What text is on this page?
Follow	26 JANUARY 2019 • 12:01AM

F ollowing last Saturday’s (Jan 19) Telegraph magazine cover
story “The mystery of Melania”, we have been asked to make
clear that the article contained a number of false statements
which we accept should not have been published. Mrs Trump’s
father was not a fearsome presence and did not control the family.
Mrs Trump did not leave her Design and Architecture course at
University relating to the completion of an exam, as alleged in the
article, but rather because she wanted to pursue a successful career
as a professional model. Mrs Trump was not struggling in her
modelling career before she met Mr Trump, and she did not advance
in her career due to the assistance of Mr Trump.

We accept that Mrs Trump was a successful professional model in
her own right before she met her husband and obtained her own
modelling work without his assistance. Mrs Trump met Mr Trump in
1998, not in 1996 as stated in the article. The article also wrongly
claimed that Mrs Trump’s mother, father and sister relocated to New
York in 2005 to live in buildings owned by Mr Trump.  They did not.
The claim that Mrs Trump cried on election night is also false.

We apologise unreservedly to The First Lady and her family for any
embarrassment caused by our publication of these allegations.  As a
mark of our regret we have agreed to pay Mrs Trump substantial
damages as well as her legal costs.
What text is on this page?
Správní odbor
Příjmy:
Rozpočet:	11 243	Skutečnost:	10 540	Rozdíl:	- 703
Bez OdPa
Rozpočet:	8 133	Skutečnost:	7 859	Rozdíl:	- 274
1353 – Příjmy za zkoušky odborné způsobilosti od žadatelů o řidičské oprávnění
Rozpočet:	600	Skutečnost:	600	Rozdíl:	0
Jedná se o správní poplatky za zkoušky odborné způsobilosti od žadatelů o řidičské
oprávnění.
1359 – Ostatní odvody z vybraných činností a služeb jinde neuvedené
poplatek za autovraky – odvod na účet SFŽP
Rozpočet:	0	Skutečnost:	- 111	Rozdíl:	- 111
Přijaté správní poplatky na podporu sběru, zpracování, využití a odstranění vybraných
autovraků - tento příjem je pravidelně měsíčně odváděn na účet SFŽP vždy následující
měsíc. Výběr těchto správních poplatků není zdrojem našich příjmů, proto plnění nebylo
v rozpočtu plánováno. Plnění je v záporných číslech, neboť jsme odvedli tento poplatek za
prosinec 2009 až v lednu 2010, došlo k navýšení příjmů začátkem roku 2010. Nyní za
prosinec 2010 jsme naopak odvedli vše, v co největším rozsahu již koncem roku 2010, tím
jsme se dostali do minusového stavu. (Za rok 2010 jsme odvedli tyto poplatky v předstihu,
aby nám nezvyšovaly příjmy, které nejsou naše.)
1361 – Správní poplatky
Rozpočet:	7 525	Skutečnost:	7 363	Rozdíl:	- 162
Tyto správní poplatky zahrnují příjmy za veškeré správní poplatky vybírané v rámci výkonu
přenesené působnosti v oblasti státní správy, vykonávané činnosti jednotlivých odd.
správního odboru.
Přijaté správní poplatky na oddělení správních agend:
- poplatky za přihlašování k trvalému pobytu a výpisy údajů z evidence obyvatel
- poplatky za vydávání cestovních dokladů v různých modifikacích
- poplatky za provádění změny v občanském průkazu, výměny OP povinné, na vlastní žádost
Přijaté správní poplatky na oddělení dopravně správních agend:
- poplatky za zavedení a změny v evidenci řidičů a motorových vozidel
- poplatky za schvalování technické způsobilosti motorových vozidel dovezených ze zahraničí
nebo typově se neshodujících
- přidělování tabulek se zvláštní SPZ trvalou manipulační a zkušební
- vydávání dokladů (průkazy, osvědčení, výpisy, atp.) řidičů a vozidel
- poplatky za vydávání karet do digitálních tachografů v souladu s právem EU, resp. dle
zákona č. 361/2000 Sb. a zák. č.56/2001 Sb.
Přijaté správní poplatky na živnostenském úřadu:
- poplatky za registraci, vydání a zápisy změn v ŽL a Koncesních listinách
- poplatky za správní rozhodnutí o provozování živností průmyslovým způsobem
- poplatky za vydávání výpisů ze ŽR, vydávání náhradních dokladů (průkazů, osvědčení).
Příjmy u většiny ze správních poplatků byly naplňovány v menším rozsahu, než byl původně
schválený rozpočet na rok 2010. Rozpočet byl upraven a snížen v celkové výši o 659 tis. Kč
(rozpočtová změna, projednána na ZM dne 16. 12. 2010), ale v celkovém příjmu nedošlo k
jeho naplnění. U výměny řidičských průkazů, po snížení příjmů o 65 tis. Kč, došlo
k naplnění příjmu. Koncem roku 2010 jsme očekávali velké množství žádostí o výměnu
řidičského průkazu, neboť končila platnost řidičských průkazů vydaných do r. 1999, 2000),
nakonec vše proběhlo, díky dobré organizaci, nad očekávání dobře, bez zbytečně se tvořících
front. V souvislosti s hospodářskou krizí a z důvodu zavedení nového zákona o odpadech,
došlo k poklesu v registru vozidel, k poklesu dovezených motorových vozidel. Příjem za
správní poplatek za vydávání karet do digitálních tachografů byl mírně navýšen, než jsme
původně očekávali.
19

**WHAT NEEDS TO BE DONE**
Find how many lines of the entries contain "správních". Respond with the number only.

**EXERCISE SOLUTION**
4